* Start *

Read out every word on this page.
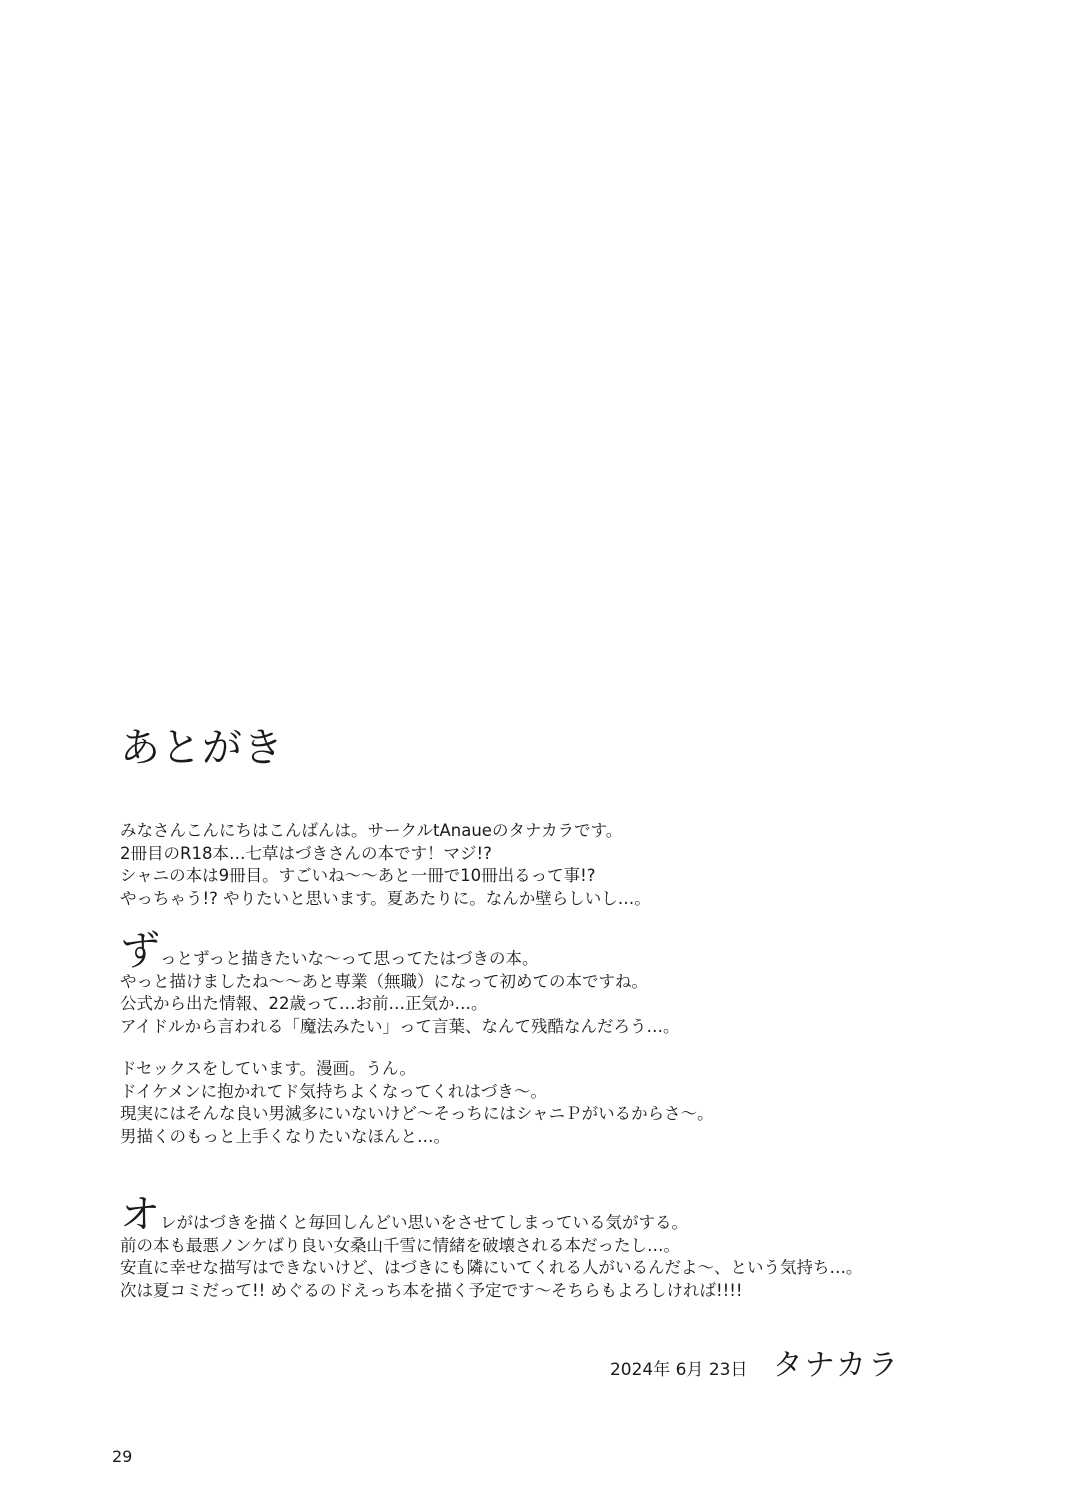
あとがき
みなさんこんにちはこんばんは。サークルtAnaueのタナカラです。
2冊目のR18本…七草はづきさんの本です！マジ!?
シャニの本は9冊目。すごいね〜〜あと一冊で10冊出るって事!?
やっちゃう!? やりたいと思います。夏あたりに。なんか壁らしいし…。
ずっとずっと描きたいな〜って思ってたはづきの本。
やっと描けましたね〜〜あと専業（無職）になって初めての本ですね。
公式から出た情報、22歳って…お前…正気か…。
アイドルから言われる「魔法みたい」って言葉、なんて残酷なんだろう…。
ドセックスをしています。漫画。うん。
ドイケメンに抱かれてド気持ちよくなってくれはづき〜。
現実にはそんな良い男滅多にいないけど〜そっちにはシャニＰがいるからさ〜。
男描くのもっと上手くなりたいなほんと…。
オレがはづきを描くと毎回しんどい思いをさせてしまっている気がする。
前の本も最悪ノンケばり良い女桑山千雪に情緒を破壊される本だったし…。
安直に幸せな描写はできないけど、はづきにも隣にいてくれる人がいるんだよ〜、という気持ち…。
次は夏コミだって!! めぐるのドえっち本を描く予定です〜そちらもよろしければ!!!!
2024年 6月 23日 タナカラ
29
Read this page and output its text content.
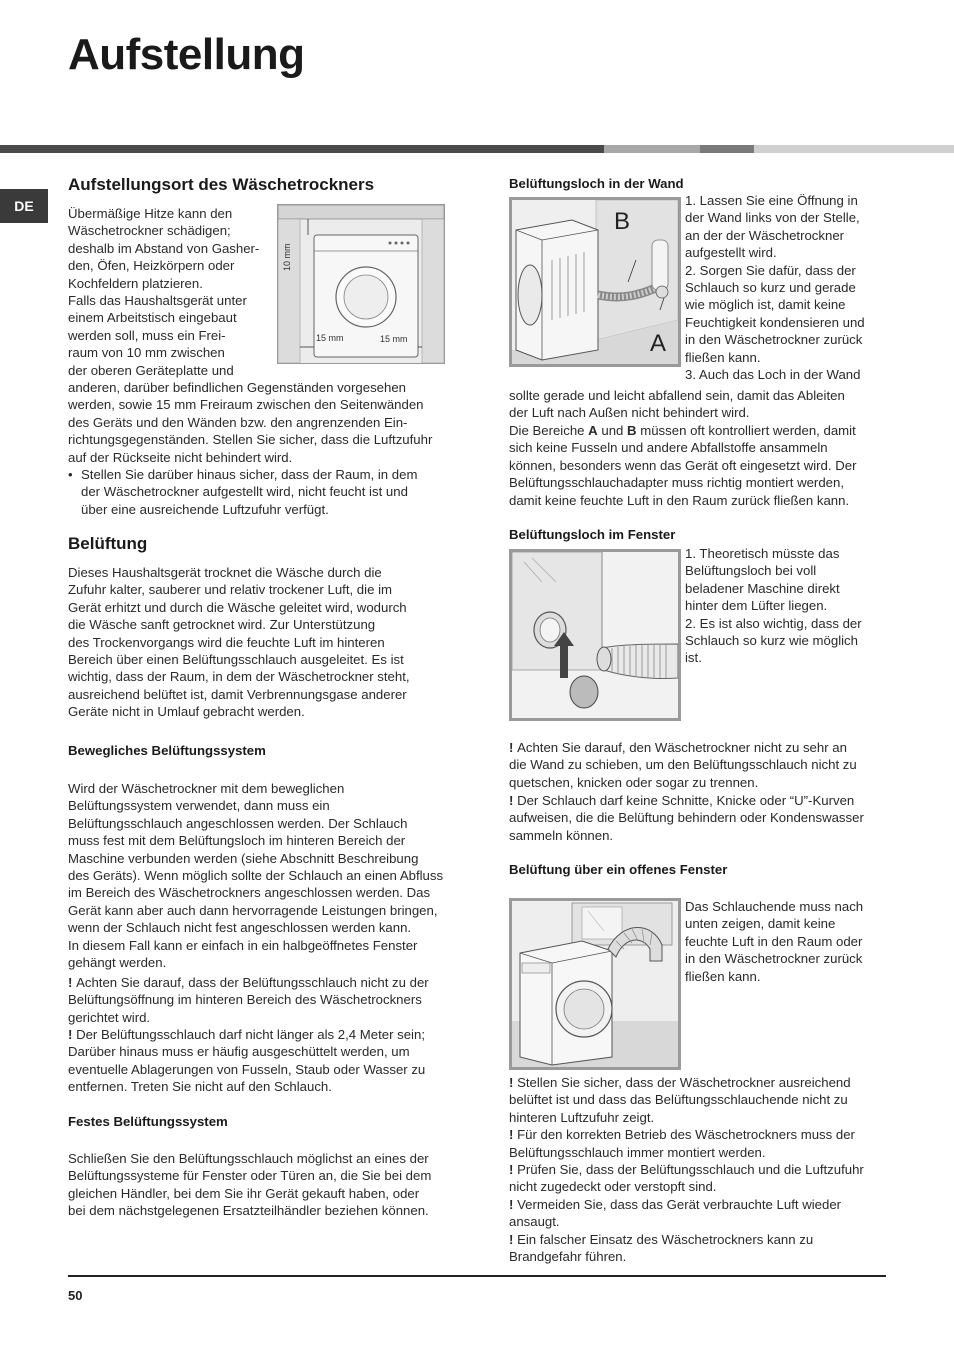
Aufstellung
DE
Aufstellungsort des Wäschetrockners
Übermäßige Hitze kann den
Wäschetrockner schädigen;
deshalb im Abstand von Gasher-
den, Öfen, Heizkörpern oder
Kochfeldern platzieren.
Falls das Haushaltsgerät unter
einem Arbeitstisch eingebaut
werden soll, muss ein Frei-
raum von 10 mm zwischen
der oberen Geräteplatte und
10 mm
15 mm	15 mm
anderen, darüber befindlichen Gegenständen vorgesehen
werden, sowie 15 mm Freiraum zwischen den Seitenwänden
des Geräts und den Wänden bzw. den angrenzenden Ein-
richtungsgegenständen. Stellen Sie sicher, dass die Luftzufuhr
auf der Rückseite nicht behindert wird.
• Stellen Sie darüber hinaus sicher, dass der Raum, in dem
der Wäschetrockner aufgestellt wird, nicht feucht ist und
über eine ausreichende Luftzufuhr verfügt.
Belüftung
Dieses Haushaltsgerät trocknet die Wäsche durch die
Zufuhr kalter, sauberer und relativ trockener Luft, die im
Gerät erhitzt und durch die Wäsche geleitet wird, wodurch
die Wäsche sanft getrocknet wird. Zur Unterstützung
des Trockenvorgangs wird die feuchte Luft im hinteren
Bereich über einen Belüftungsschlauch ausgeleitet. Es ist
wichtig, dass der Raum, in dem der Wäschetrockner steht,
ausreichend belüftet ist, damit Verbrennungsgase anderer
Geräte nicht in Umlauf gebracht werden.
Bewegliches Belüftungssystem
Wird der Wäschetrockner mit dem beweglichen
Belüftungssystem verwendet, dann muss ein
Belüftungsschlauch angeschlossen werden. Der Schlauch
muss fest mit dem Belüftungsloch im hinteren Bereich der
Maschine verbunden werden (siehe Abschnitt Beschreibung
des Geräts). Wenn möglich sollte der Schlauch an einen Abfluss
im Bereich des Wäschetrockners angeschlossen werden. Das
Gerät kann aber auch dann hervorragende Leistungen bringen,
wenn der Schlauch nicht fest angeschlossen werden kann.
In diesem Fall kann er einfach in ein halbgeöffnetes Fenster
gehängt werden.
! Achten Sie darauf, dass der Belüftungsschlauch nicht zu der
Belüftungsöffnung im hinteren Bereich des Wäschetrockners
gerichtet wird.
! Der Belüftungsschlauch darf nicht länger als 2,4 Meter sein;
Darüber hinaus muss er häufig ausgeschüttelt werden, um
eventuelle Ablagerungen von Fusseln, Staub oder Wasser zu
entfernen. Treten Sie nicht auf den Schlauch.
Festes Belüftungssystem
Schließen Sie den Belüftungsschlauch möglichst an eines der
Belüftungssysteme für Fenster oder Türen an, die Sie bei dem
gleichen Händler, bei dem Sie ihr Gerät gekauft haben, oder
bei dem nächstgelegenen Ersatzteilhändler beziehen können.
Belüftungsloch in der Wand
B
A
1. Lassen Sie eine Öffnung in
der Wand links von der Stelle,
an der der Wäschetrockner
aufgestellt wird.
2. Sorgen Sie dafür, dass der
Schlauch so kurz und gerade
wie möglich ist, damit keine
Feuchtigkeit kondensieren und
in den Wäschetrockner zurück
fließen kann.
3. Auch das Loch in der Wand
sollte gerade und leicht abfallend sein, damit das Ableiten
der Luft nach Außen nicht behindert wird.
Die Bereiche A und B müssen oft kontrolliert werden, damit
sich keine Fusseln und andere Abfallstoffe ansammeln
können, besonders wenn das Gerät oft eingesetzt wird. Der
Belüftungsschlauchadapter muss richtig montiert werden,
damit keine feuchte Luft in den Raum zurück fließen kann.
Belüftungsloch im Fenster
1. Theoretisch müsste das
Belüftungsloch bei voll
beladener Maschine direkt
hinter dem Lüfter liegen.
2. Es ist also wichtig, dass der
Schlauch so kurz wie möglich
ist.
! Achten Sie darauf, den Wäschetrockner nicht zu sehr an
die Wand zu schieben, um den Belüftungsschlauch nicht zu
quetschen, knicken oder sogar zu trennen.
! Der Schlauch darf keine Schnitte, Knicke oder “U”-Kurven
aufweisen, die die Belüftung behindern oder Kondenswasser
sammeln können.
Belüftung über ein offenes Fenster
Das Schlauchende muss nach
unten zeigen, damit keine
feuchte Luft in den Raum oder
in den Wäschetrockner zurück
fließen kann.
! Stellen Sie sicher, dass der Wäschetrockner ausreichend
belüftet ist und dass das Belüftungsschlauchende nicht zu
hinteren Luftzufuhr zeigt.
! Für den korrekten Betrieb des Wäschetrockners muss der
Belüftungsschlauch immer montiert werden.
! Prüfen Sie, dass der Belüftungsschlauch und die Luftzufuhr
nicht zugedeckt oder verstopft sind.
! Vermeiden Sie, dass das Gerät verbrauchte Luft wieder
ansaugt.
! Ein falscher Einsatz des Wäschetrockners kann zu
Brandgefahr führen.
50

* End *

*Written problem:*
Repeat each line of the records above exactly, but do not copy the pictures.

*Task response:*
Read out every word on this page.
あとがき
みなさんこんにちはこんばんは。サークルtAnaueのタナカラです。
2冊目のR18本…七草はづきさんの本です！マジ!?
シャニの本は9冊目。すごいね〜〜あと一冊で10冊出るって事!?
やっちゃう!? やりたいと思います。夏あたりに。なんか壁らしいし…。
ずっとずっと描きたいな〜って思ってたはづきの本。
やっと描けましたね〜〜あと専業（無職）になって初めての本ですね。
公式から出た情報、22歳って…お前…正気か…。
アイドルから言われる「魔法みたい」って言葉、なんて残酷なんだろう…。
ドセックスをしています。漫画。うん。
ドイケメンに抱かれてド気持ちよくなってくれはづき〜。
現実にはそんな良い男滅多にいないけど〜そっちにはシャニＰがいるからさ〜。
男描くのもっと上手くなりたいなほんと…。
オレがはづきを描くと毎回しんどい思いをさせてしまっている気がする。
前の本も最悪ノンケばり良い女桑山千雪に情緒を破壊される本だったし…。
安直に幸せな描写はできないけど、はづきにも隣にいてくれる人がいるんだよ〜、という気持ち…。
次は夏コミだって!! めぐるのドえっち本を描く予定です〜そちらもよろしければ!!!!
2024年 6月 23日 タナカラ
29
Read this page and output its text content.
Aufstellung
DE
Aufstellungsort des Wäschetrockners
Übermäßige Hitze kann den
Wäschetrockner schädigen;
deshalb im Abstand von Gasher-
den, Öfen, Heizkörpern oder
Kochfeldern platzieren.
Falls das Haushaltsgerät unter
einem Arbeitstisch eingebaut
werden soll, muss ein Frei-
raum von 10 mm zwischen
der oberen Geräteplatte und
10 mm
15 mm	15 mm
anderen, darüber befindlichen Gegenständen vorgesehen
werden, sowie 15 mm Freiraum zwischen den Seitenwänden
des Geräts und den Wänden bzw. den angrenzenden Ein-
richtungsgegenständen. Stellen Sie sicher, dass die Luftzufuhr
auf der Rückseite nicht behindert wird.
• Stellen Sie darüber hinaus sicher, dass der Raum, in dem
der Wäschetrockner aufgestellt wird, nicht feucht ist und
über eine ausreichende Luftzufuhr verfügt.
Belüftung
Dieses Haushaltsgerät trocknet die Wäsche durch die
Zufuhr kalter, sauberer und relativ trockener Luft, die im
Gerät erhitzt und durch die Wäsche geleitet wird, wodurch
die Wäsche sanft getrocknet wird. Zur Unterstützung
des Trockenvorgangs wird die feuchte Luft im hinteren
Bereich über einen Belüftungsschlauch ausgeleitet. Es ist
wichtig, dass der Raum, in dem der Wäschetrockner steht,
ausreichend belüftet ist, damit Verbrennungsgase anderer
Geräte nicht in Umlauf gebracht werden.
Bewegliches Belüftungssystem
Wird der Wäschetrockner mit dem beweglichen
Belüftungssystem verwendet, dann muss ein
Belüftungsschlauch angeschlossen werden. Der Schlauch
muss fest mit dem Belüftungsloch im hinteren Bereich der
Maschine verbunden werden (siehe Abschnitt Beschreibung
des Geräts). Wenn möglich sollte der Schlauch an einen Abfluss
im Bereich des Wäschetrockners angeschlossen werden. Das
Gerät kann aber auch dann hervorragende Leistungen bringen,
wenn der Schlauch nicht fest angeschlossen werden kann.
In diesem Fall kann er einfach in ein halbgeöffnetes Fenster
gehängt werden.
! Achten Sie darauf, dass der Belüftungsschlauch nicht zu der
Belüftungsöffnung im hinteren Bereich des Wäschetrockners
gerichtet wird.
! Der Belüftungsschlauch darf nicht länger als 2,4 Meter sein;
Darüber hinaus muss er häufig ausgeschüttelt werden, um
eventuelle Ablagerungen von Fusseln, Staub oder Wasser zu
entfernen. Treten Sie nicht auf den Schlauch.
Festes Belüftungssystem
Schließen Sie den Belüftungsschlauch möglichst an eines der
Belüftungssysteme für Fenster oder Türen an, die Sie bei dem
gleichen Händler, bei dem Sie ihr Gerät gekauft haben, oder
bei dem nächstgelegenen Ersatzteilhändler beziehen können.
Belüftungsloch in der Wand
B
A
1. Lassen Sie eine Öffnung in
der Wand links von der Stelle,
an der der Wäschetrockner
aufgestellt wird.
2. Sorgen Sie dafür, dass der
Schlauch so kurz und gerade
wie möglich ist, damit keine
Feuchtigkeit kondensieren und
in den Wäschetrockner zurück
fließen kann.
3. Auch das Loch in der Wand
sollte gerade und leicht abfallend sein, damit das Ableiten
der Luft nach Außen nicht behindert wird.
Die Bereiche A und B müssen oft kontrolliert werden, damit
sich keine Fusseln und andere Abfallstoffe ansammeln
können, besonders wenn das Gerät oft eingesetzt wird. Der
Belüftungsschlauchadapter muss richtig montiert werden,
damit keine feuchte Luft in den Raum zurück fließen kann.
Belüftungsloch im Fenster
1. Theoretisch müsste das
Belüftungsloch bei voll
beladener Maschine direkt
hinter dem Lüfter liegen.
2. Es ist also wichtig, dass der
Schlauch so kurz wie möglich
ist.
! Achten Sie darauf, den Wäschetrockner nicht zu sehr an
die Wand zu schieben, um den Belüftungsschlauch nicht zu
quetschen, knicken oder sogar zu trennen.
! Der Schlauch darf keine Schnitte, Knicke oder “U”-Kurven
aufweisen, die die Belüftung behindern oder Kondenswasser
sammeln können.
Belüftung über ein offenes Fenster
Das Schlauchende muss nach
unten zeigen, damit keine
feuchte Luft in den Raum oder
in den Wäschetrockner zurück
fließen kann.
! Stellen Sie sicher, dass der Wäschetrockner ausreichend
belüftet ist und dass das Belüftungsschlauchende nicht zu
hinteren Luftzufuhr zeigt.
! Für den korrekten Betrieb des Wäschetrockners muss der
Belüftungsschlauch immer montiert werden.
! Prüfen Sie, dass der Belüftungsschlauch und die Luftzufuhr
nicht zugedeckt oder verstopft sind.
! Vermeiden Sie, dass das Gerät verbrauchte Luft wieder
ansaugt.
! Ein falscher Einsatz des Wäschetrockners kann zu
Brandgefahr führen.
50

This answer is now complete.